* GIVEN EXERCISE 1
What does the Raspberry Pi hardware list give as the cost of the TNC-X for RPi?

====================

Hardware "between" a need or want:

  • WiFi (module - USB) For wireless linking later into your network. Cost: ~$8.00 {'on-board' for RPi3}
  • HDMI to VGA Adapter - Need to use an older computer monitor from the RPi HDMI, then check Amazon Site with HDMI to VGA Adapter Cost: $13.00 {March, 2016).

A list of starting hardware DESIRES (you may want to consider):

  • KISS - JNOS TNC for Radio Network ~ A TNC-X specail for RPi from Costal Chipworks a TNC-X for RPi. WB8GUS had very good experience working with them! 73. Cost: $40 (kit) to $65 (assembled).
  • Real Time Clock Module - Adds a 'Real Time Clock' [RTC] to your RPi system. Otherwise, on each 'Power Up' you MUST manually set the RPi clock data. This is important for logging details and file maintenance issues.
  • RPi Direct Display (Several options you may wish to discover ~ read and decide what you might wish to use.)
  • USB Hub ~ We suggest starting with a self powered USB 2.0 hub with 'back powering' diode protection. You need to look closely at specifications, but this will pay off with very few issues later.
  • Raspberry Pi camera ~ Have not done this yet, but my interest is burning. Cost ~$25.00.

====================

* GIVEN EXERCISE 2
Please return the records word for word, from their first line through the line that contains "cell-bust: 42: [294, 275, 562, 392]", both ends included.

* DATASET ENTRIES
====================

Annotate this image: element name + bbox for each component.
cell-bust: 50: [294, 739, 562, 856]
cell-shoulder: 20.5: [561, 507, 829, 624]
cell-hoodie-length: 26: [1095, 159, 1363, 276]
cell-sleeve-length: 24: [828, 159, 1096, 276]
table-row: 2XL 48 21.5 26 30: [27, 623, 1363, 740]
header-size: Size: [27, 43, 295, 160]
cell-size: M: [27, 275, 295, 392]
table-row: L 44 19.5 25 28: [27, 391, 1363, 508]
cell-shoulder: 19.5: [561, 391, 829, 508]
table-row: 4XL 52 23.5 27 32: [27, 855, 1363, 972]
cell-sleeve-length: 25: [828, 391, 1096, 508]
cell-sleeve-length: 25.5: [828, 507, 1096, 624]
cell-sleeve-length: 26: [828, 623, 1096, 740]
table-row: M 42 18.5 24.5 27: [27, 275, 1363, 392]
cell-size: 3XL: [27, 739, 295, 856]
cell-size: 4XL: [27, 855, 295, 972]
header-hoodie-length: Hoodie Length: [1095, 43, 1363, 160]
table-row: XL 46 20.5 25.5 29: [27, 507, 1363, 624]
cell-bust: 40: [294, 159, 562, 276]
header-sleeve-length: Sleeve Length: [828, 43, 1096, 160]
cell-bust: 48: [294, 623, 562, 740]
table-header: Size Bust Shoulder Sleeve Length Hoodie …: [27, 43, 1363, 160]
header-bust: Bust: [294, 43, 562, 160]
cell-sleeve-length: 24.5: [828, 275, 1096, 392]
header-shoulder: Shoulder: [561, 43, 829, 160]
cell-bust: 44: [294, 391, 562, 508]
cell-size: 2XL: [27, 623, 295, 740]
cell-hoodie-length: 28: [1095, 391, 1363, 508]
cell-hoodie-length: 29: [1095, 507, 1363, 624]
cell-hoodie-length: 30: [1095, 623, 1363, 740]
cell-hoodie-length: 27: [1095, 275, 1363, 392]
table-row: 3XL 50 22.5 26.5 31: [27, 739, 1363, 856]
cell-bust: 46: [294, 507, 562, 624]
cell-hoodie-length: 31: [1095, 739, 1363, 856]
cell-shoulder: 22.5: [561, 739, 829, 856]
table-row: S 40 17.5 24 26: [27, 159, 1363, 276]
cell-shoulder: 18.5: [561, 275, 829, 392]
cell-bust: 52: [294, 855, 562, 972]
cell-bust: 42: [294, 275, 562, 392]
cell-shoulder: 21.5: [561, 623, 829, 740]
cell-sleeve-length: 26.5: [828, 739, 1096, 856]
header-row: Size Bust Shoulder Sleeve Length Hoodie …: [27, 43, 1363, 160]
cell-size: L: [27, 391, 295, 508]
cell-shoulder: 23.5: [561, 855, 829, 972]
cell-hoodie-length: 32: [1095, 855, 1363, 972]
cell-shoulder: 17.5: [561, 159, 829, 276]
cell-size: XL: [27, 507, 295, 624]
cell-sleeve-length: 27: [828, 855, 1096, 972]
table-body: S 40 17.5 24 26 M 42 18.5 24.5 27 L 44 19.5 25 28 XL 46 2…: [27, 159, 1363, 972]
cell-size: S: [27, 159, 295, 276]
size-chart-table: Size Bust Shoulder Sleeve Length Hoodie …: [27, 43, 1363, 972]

====================

* WORKED ANSWER 1
$40 as a kit, or $65 assembled.

* WORKED ANSWER 2
Annotate this image: element name + bbox for each component.
cell-bust: 50: [294, 739, 562, 856]
cell-shoulder: 20.5: [561, 507, 829, 624]
cell-hoodie-length: 26: [1095, 159, 1363, 276]
cell-sleeve-length: 24: [828, 159, 1096, 276]
table-row: 2XL 48 21.5 26 30: [27, 623, 1363, 740]
header-size: Size: [27, 43, 295, 160]
cell-size: M: [27, 275, 295, 392]
table-row: L 44 19.5 25 28: [27, 391, 1363, 508]
cell-shoulder: 19.5: [561, 391, 829, 508]
table-row: 4XL 52 23.5 27 32: [27, 855, 1363, 972]
cell-sleeve-length: 25: [828, 391, 1096, 508]
cell-sleeve-length: 25.5: [828, 507, 1096, 624]
cell-sleeve-length: 26: [828, 623, 1096, 740]
table-row: M 42 18.5 24.5 27: [27, 275, 1363, 392]
cell-size: 3XL: [27, 739, 295, 856]
cell-size: 4XL: [27, 855, 295, 972]
header-hoodie-length: Hoodie Length: [1095, 43, 1363, 160]
table-row: XL 46 20.5 25.5 29: [27, 507, 1363, 624]
cell-bust: 40: [294, 159, 562, 276]
header-sleeve-length: Sleeve Length: [828, 43, 1096, 160]
cell-bust: 48: [294, 623, 562, 740]
table-header: Size Bust Shoulder Sleeve Length Hoodie …: [27, 43, 1363, 160]
header-bust: Bust: [294, 43, 562, 160]
cell-sleeve-length: 24.5: [828, 275, 1096, 392]
header-shoulder: Shoulder: [561, 43, 829, 160]
cell-bust: 44: [294, 391, 562, 508]
cell-size: 2XL: [27, 623, 295, 740]
cell-hoodie-length: 28: [1095, 391, 1363, 508]
cell-hoodie-length: 29: [1095, 507, 1363, 624]
cell-hoodie-length: 30: [1095, 623, 1363, 740]
cell-hoodie-length: 27: [1095, 275, 1363, 392]
table-row: 3XL 50 22.5 26.5 31: [27, 739, 1363, 856]
cell-bust: 46: [294, 507, 562, 624]
cell-hoodie-length: 31: [1095, 739, 1363, 856]
cell-shoulder: 22.5: [561, 739, 829, 856]
table-row: S 40 17.5 24 26: [27, 159, 1363, 276]
cell-shoulder: 18.5: [561, 275, 829, 392]
cell-bust: 52: [294, 855, 562, 972]
cell-bust: 42: [294, 275, 562, 392]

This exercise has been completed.